**AIM OF THE EXERCISE:**
Go through the records and extract every line with the word "description".

Stored data entries:
============

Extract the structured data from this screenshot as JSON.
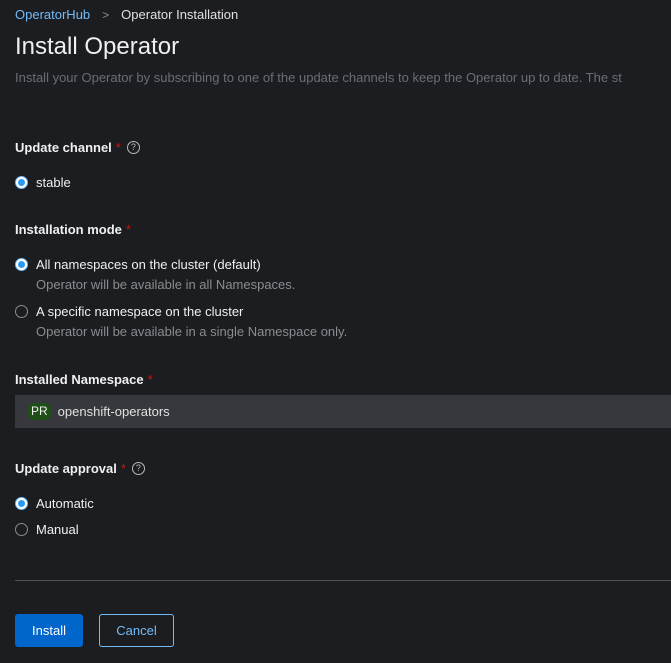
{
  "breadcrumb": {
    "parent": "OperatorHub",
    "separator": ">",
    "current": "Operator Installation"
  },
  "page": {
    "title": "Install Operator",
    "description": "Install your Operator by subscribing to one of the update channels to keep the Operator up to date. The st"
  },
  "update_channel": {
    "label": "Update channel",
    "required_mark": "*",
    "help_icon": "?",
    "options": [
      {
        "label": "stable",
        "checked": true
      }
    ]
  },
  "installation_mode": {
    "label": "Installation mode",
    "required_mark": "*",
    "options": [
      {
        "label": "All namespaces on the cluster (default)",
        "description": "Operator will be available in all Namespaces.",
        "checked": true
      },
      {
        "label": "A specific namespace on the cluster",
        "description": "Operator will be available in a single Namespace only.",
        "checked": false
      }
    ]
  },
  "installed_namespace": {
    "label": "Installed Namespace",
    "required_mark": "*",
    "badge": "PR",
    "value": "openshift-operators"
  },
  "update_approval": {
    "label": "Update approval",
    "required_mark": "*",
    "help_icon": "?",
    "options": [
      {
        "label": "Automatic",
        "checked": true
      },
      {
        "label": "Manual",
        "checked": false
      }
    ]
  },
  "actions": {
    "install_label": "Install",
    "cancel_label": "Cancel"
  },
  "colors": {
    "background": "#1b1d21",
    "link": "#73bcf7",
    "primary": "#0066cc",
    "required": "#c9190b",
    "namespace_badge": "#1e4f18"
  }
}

============

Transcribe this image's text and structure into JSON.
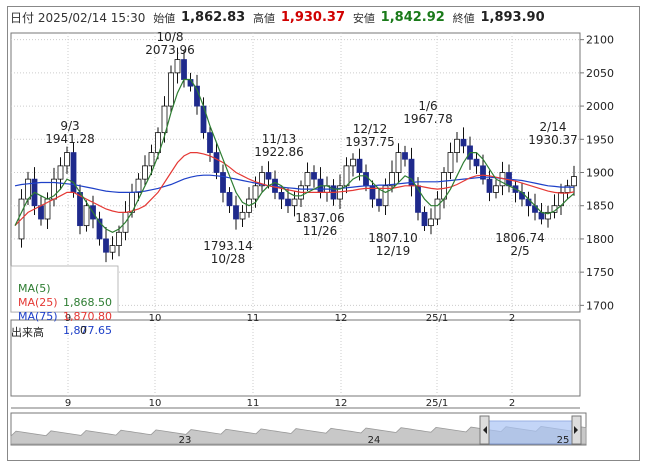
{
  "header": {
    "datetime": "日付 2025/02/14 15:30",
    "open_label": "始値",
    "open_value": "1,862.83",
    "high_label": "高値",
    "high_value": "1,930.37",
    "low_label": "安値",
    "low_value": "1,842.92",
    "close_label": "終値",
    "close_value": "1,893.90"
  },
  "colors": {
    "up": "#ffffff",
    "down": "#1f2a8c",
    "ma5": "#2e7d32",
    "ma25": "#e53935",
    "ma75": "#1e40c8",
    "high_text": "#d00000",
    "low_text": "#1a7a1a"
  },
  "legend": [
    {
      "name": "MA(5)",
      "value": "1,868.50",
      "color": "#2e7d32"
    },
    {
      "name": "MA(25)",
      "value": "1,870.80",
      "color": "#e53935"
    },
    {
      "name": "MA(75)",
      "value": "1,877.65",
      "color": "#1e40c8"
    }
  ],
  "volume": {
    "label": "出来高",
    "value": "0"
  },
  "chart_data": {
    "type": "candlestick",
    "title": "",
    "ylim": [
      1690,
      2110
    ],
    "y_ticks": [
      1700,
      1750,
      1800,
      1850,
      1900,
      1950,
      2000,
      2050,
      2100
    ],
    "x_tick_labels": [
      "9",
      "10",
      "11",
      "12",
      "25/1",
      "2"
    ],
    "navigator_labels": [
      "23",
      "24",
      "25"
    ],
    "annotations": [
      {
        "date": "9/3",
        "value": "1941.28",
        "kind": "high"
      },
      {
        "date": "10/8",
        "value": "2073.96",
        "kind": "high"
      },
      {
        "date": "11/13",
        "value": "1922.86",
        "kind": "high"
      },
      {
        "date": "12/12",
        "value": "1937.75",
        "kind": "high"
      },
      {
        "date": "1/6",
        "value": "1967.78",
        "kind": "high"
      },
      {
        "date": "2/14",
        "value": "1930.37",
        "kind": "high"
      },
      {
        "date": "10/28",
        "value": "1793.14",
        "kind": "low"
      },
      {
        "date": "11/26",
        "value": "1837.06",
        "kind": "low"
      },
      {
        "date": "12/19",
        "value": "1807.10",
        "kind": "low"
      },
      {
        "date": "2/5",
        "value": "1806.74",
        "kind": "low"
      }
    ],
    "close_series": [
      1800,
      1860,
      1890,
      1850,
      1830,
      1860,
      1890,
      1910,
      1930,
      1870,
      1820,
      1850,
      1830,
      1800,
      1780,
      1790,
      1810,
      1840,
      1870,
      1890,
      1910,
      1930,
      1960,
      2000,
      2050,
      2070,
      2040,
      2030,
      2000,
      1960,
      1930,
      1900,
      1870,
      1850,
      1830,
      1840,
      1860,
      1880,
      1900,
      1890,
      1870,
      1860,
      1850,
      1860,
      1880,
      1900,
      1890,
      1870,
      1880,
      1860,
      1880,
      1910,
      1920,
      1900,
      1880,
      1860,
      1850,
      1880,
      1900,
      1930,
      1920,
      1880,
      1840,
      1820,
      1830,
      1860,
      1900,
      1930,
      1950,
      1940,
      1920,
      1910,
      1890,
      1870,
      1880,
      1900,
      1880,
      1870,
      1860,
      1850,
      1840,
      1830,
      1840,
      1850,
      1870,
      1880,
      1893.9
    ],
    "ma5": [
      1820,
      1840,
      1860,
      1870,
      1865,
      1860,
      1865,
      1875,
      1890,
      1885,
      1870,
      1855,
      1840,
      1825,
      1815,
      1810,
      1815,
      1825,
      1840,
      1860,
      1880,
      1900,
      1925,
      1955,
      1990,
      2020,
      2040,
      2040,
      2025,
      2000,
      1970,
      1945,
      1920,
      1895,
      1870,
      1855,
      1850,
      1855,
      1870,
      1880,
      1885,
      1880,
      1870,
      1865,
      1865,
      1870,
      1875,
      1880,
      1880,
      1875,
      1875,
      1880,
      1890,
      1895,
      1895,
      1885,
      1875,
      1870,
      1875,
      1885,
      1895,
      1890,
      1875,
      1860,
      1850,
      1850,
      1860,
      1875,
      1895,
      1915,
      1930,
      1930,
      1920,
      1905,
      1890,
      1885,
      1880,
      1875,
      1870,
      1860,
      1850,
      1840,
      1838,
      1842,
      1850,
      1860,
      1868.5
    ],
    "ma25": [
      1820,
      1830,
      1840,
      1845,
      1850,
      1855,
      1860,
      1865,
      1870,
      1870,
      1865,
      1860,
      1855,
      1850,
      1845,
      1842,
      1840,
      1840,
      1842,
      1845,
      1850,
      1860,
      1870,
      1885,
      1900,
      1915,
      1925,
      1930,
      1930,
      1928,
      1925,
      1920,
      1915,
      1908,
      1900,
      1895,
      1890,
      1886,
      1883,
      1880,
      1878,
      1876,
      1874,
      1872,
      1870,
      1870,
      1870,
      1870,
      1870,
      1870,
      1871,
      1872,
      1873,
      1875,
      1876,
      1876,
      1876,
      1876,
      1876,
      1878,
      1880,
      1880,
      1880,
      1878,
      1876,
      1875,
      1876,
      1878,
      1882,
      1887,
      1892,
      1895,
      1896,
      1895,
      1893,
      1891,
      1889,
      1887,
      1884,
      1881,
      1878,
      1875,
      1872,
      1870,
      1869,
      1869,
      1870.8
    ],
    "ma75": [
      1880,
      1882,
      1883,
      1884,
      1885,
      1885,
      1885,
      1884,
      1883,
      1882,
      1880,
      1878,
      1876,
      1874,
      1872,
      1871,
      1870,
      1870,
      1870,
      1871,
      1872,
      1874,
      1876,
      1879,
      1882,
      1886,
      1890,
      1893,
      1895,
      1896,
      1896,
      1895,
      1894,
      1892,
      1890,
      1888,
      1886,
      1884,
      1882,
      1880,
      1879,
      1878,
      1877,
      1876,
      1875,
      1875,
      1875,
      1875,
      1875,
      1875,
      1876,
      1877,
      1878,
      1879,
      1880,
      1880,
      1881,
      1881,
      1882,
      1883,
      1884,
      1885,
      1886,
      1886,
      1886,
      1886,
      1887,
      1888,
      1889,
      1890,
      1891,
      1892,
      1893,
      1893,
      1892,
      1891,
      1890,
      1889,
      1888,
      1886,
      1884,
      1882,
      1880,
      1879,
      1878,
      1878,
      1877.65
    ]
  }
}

============

**OUTPUT FOR THIS EXERCISE:**
    "description": "Install your Operator by subscribing to one of the update channels to keep the Operator up to date. The st"
        "description": "Operator will be available in all Namespaces.",
        "description": "Operator will be available in a single Namespace only.",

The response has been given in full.